Task objective
What follows is a block of records; restate each one word for word.

(Dataset entries)
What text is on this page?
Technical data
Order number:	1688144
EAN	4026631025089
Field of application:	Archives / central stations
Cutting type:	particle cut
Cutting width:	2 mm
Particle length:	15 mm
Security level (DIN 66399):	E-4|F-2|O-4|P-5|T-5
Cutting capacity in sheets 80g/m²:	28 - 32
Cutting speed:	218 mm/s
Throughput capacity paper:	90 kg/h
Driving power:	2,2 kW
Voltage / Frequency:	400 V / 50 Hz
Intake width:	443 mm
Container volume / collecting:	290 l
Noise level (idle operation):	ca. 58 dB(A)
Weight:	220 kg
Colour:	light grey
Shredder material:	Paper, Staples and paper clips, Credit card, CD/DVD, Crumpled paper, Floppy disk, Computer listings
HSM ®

Answer to this exercise
What text is on this page?
Technical data
Order number:	1688144
EAN	4026631025089
Field of application:	Archives / central stations
Cutting type:	particle cut
Cutting width:	2 mm
Particle length:	15 mm
Security level (DIN 66399):	E-4|F-2|O-4|P-5|T-5
Cutting capacity in sheets 80g/m²:	28 - 32
Cutting speed:	218 mm/s
Throughput capacity paper:	90 kg/h
Driving power:	2,2 kW
Voltage / Frequency:	400 V / 50 Hz
Intake width:	443 mm
Container volume / collecting:	290 l
Noise level (idle operation):	ca. 58 dB(A)
Weight:	220 kg
Colour:	light grey
Shredder material:	Paper, Staples and paper clips, Credit card, CD/DVD, Crumpled paper, Floppy disk, Computer listings
HSM ®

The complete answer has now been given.